(Task requirements) Repeat the listing in full, preserving every character.

+++ Excerpted records

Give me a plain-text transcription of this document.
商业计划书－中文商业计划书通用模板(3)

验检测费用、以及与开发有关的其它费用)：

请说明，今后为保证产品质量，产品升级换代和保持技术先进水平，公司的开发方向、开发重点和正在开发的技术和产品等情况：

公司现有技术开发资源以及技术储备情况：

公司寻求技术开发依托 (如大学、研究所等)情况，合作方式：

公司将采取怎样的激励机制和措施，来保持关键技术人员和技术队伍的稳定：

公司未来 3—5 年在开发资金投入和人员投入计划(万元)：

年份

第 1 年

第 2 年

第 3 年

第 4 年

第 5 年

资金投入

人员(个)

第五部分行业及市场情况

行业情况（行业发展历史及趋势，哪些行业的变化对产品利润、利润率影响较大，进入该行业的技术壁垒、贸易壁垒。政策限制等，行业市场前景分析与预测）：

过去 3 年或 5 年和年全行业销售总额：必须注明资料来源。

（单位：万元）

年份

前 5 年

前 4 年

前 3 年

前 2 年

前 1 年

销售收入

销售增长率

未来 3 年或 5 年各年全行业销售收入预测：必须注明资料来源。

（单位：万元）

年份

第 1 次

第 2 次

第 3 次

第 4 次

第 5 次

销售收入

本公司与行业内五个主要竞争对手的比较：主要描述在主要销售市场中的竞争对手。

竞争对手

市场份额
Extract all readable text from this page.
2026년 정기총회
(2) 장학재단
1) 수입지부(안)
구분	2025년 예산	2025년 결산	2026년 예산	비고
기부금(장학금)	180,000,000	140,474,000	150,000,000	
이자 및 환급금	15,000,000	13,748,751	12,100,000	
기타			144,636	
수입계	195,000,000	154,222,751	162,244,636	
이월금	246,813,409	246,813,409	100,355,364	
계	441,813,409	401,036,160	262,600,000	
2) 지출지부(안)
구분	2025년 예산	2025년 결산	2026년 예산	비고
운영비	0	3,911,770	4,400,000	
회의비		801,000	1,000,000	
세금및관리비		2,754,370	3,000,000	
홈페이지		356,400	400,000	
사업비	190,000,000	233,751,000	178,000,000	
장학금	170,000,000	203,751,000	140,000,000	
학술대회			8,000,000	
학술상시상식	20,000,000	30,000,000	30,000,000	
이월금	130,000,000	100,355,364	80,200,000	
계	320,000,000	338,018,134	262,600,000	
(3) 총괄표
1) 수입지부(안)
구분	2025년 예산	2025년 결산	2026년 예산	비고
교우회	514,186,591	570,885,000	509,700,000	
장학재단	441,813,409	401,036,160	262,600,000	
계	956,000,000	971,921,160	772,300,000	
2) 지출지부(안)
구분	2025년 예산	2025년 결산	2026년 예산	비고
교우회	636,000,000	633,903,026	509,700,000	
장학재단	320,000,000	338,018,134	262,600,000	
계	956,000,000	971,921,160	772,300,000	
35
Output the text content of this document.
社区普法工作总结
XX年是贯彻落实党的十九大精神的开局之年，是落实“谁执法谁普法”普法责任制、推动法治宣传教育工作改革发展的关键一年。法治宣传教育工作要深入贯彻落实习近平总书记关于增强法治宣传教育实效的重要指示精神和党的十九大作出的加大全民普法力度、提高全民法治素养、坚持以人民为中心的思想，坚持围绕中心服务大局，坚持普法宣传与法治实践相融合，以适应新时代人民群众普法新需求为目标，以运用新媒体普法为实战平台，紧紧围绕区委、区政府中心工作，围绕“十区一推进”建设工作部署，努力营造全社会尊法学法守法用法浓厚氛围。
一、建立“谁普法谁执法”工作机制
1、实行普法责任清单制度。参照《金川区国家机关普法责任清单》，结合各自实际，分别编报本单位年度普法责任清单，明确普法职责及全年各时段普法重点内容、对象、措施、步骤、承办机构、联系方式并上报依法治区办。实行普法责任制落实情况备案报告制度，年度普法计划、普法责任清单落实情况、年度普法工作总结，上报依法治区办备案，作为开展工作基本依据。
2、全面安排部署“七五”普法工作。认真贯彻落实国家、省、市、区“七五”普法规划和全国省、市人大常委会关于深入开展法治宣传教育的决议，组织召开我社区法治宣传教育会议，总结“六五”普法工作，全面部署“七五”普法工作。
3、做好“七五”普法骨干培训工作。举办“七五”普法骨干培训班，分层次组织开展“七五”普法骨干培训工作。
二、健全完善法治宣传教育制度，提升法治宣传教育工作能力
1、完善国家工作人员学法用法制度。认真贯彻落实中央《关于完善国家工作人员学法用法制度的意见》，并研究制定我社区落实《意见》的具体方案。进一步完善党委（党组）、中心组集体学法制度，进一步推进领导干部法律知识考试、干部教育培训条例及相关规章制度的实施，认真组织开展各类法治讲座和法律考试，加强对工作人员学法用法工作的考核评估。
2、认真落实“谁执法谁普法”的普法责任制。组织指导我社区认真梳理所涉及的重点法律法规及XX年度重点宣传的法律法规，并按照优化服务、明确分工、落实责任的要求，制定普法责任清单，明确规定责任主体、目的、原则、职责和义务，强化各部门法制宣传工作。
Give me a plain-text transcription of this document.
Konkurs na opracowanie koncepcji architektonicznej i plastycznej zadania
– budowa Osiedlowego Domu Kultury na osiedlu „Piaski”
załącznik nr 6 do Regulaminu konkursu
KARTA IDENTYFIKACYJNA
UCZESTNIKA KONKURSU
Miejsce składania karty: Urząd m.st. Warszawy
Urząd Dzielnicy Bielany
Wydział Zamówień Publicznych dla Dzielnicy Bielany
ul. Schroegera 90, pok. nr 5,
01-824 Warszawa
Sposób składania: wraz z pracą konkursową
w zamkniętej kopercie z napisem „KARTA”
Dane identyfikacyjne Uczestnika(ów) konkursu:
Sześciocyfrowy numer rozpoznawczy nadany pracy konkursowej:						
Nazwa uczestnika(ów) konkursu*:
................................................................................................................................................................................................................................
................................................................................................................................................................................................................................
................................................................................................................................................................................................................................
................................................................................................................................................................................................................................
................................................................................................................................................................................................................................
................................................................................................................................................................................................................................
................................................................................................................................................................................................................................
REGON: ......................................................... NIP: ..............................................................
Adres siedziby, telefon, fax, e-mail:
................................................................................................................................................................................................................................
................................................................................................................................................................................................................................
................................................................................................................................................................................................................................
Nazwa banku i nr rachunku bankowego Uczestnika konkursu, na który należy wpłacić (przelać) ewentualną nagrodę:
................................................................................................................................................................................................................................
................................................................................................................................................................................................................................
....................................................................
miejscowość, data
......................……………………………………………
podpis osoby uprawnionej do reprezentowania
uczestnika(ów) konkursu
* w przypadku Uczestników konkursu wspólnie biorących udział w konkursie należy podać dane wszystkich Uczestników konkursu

++++++

(Answer for the task)
Give me a plain-text transcription of this document.
商业计划书－中文商业计划书通用模板(3)

验检测费用、以及与开发有关的其它费用)：

请说明，今后为保证产品质量，产品升级换代和保持技术先进水平，公司的开发方向、开发重点和正在开发的技术和产品等情况：

公司现有技术开发资源以及技术储备情况：

公司寻求技术开发依托 (如大学、研究所等)情况，合作方式：

公司将采取怎样的激励机制和措施，来保持关键技术人员和技术队伍的稳定：

公司未来 3—5 年在开发资金投入和人员投入计划(万元)：

年份

第 1 年

第 2 年

第 3 年

第 4 年

第 5 年

资金投入

人员(个)

第五部分行业及市场情况

行业情况（行业发展历史及趋势，哪些行业的变化对产品利润、利润率影响较大，进入该行业的技术壁垒、贸易壁垒。政策限制等，行业市场前景分析与预测）：

过去 3 年或 5 年和年全行业销售总额：必须注明资料来源。

（单位：万元）

年份

前 5 年

前 4 年

前 3 年

前 2 年

前 1 年

销售收入

销售增长率

未来 3 年或 5 年各年全行业销售收入预测：必须注明资料来源。

（单位：万元）

年份

第 1 次

第 2 次

第 3 次

第 4 次

第 5 次

销售收入

本公司与行业内五个主要竞争对手的比较：主要描述在主要销售市场中的竞争对手。

竞争对手

市场份额
Extract all readable text from this page.
2026년 정기총회
(2) 장학재단
1) 수입지부(안)
구분	2025년 예산	2025년 결산	2026년 예산	비고
기부금(장학금)	180,000,000	140,474,000	150,000,000	
이자 및 환급금	15,000,000	13,748,751	12,100,000	
기타			144,636	
수입계	195,000,000	154,222,751	162,244,636	
이월금	246,813,409	246,813,409	100,355,364	
계	441,813,409	401,036,160	262,600,000	
2) 지출지부(안)
구분	2025년 예산	2025년 결산	2026년 예산	비고
운영비	0	3,911,770	4,400,000	
회의비		801,000	1,000,000	
세금및관리비		2,754,370	3,000,000	
홈페이지		356,400	400,000	
사업비	190,000,000	233,751,000	178,000,000	
장학금	170,000,000	203,751,000	140,000,000	
학술대회			8,000,000	
학술상시상식	20,000,000	30,000,000	30,000,000	
이월금	130,000,000	100,355,364	80,200,000	
계	320,000,000	338,018,134	262,600,000	
(3) 총괄표
1) 수입지부(안)
구분	2025년 예산	2025년 결산	2026년 예산	비고
교우회	514,186,591	570,885,000	509,700,000	
장학재단	441,813,409	401,036,160	262,600,000	
계	956,000,000	971,921,160	772,300,000	
2) 지출지부(안)
구분	2025년 예산	2025년 결산	2026년 예산	비고
교우회	636,000,000	633,903,026	509,700,000	
장학재단	320,000,000	338,018,134	262,600,000	
계	956,000,000	971,921,160	772,300,000	
35
Output the text content of this document.
社区普法工作总结
XX年是贯彻落实党的十九大精神的开局之年，是落实“谁执法谁普法”普法责任制、推动法治宣传教育工作改革发展的关键一年。法治宣传教育工作要深入贯彻落实习近平总书记关于增强法治宣传教育实效的重要指示精神和党的十九大作出的加大全民普法力度、提高全民法治素养、坚持以人民为中心的思想，坚持围绕中心服务大局，坚持普法宣传与法治实践相融合，以适应新时代人民群众普法新需求为目标，以运用新媒体普法为实战平台，紧紧围绕区委、区政府中心工作，围绕“十区一推进”建设工作部署，努力营造全社会尊法学法守法用法浓厚氛围。
一、建立“谁普法谁执法”工作机制
1、实行普法责任清单制度。参照《金川区国家机关普法责任清单》，结合各自实际，分别编报本单位年度普法责任清单，明确普法职责及全年各时段普法重点内容、对象、措施、步骤、承办机构、联系方式并上报依法治区办。实行普法责任制落实情况备案报告制度，年度普法计划、普法责任清单落实情况、年度普法工作总结，上报依法治区办备案，作为开展工作基本依据。
2、全面安排部署“七五”普法工作。认真贯彻落实国家、省、市、区“七五”普法规划和全国省、市人大常委会关于深入开展法治宣传教育的决议，组织召开我社区法治宣传教育会议，总结“六五”普法工作，全面部署“七五”普法工作。
3、做好“七五”普法骨干培训工作。举办“七五”普法骨干培训班，分层次组织开展“七五”普法骨干培训工作。
二、健全完善法治宣传教育制度，提升法治宣传教育工作能力
1、完善国家工作人员学法用法制度。认真贯彻落实中央《关于完善国家工作人员学法用法制度的意见》，并研究制定我社区落实《意见》的具体方案。进一步完善党委（党组）、中心组集体学法制度，进一步推进领导干部法律知识考试、干部教育培训条例及相关规章制度的实施，认真组织开展各类法治讲座和法律考试，加强对工作人员学法用法工作的考核评估。
2、认真落实“谁执法谁普法”的普法责任制。组织指导我社区认真梳理所涉及的重点法律法规及XX年度重点宣传的法律法规，并按照优化服务、明确分工、落实责任的要求，制定普法责任清单，明确规定责任主体、目的、原则、职责和义务，强化各部门法制宣传工作。
Give me a plain-text transcription of this document.
Konkurs na opracowanie koncepcji architektonicznej i plastycznej zadania
– budowa Osiedlowego Domu Kultury na osiedlu „Piaski”
załącznik nr 6 do Regulaminu konkursu
KARTA IDENTYFIKACYJNA
UCZESTNIKA KONKURSU
Miejsce składania karty: Urząd m.st. Warszawy
Urząd Dzielnicy Bielany
Wydział Zamówień Publicznych dla Dzielnicy Bielany
ul. Schroegera 90, pok. nr 5,
01-824 Warszawa
Sposób składania: wraz z pracą konkursową
w zamkniętej kopercie z napisem „KARTA”
Dane identyfikacyjne Uczestnika(ów) konkursu:
Sześciocyfrowy numer rozpoznawczy nadany pracy konkursowej:						
Nazwa uczestnika(ów) konkursu*:
................................................................................................................................................................................................................................
................................................................................................................................................................................................................................
................................................................................................................................................................................................................................
................................................................................................................................................................................................................................
................................................................................................................................................................................................................................
................................................................................................................................................................................................................................
................................................................................................................................................................................................................................
REGON: ......................................................... NIP: ..............................................................
Adres siedziby, telefon, fax, e-mail:
................................................................................................................................................................................................................................
................................................................................................................................................................................................................................
................................................................................................................................................................................................................................
Nazwa banku i nr rachunku bankowego Uczestnika konkursu, na który należy wpłacić (przelać) ewentualną nagrodę:
................................................................................................................................................................................................................................
................................................................................................................................................................................................................................
....................................................................
miejscowość, data
......................……………………………………………
podpis osoby uprawnionej do reprezentowania
uczestnika(ów) konkursu
* w przypadku Uczestników konkursu wspólnie biorących udział w konkursie należy podać dane wszystkich Uczestników konkursu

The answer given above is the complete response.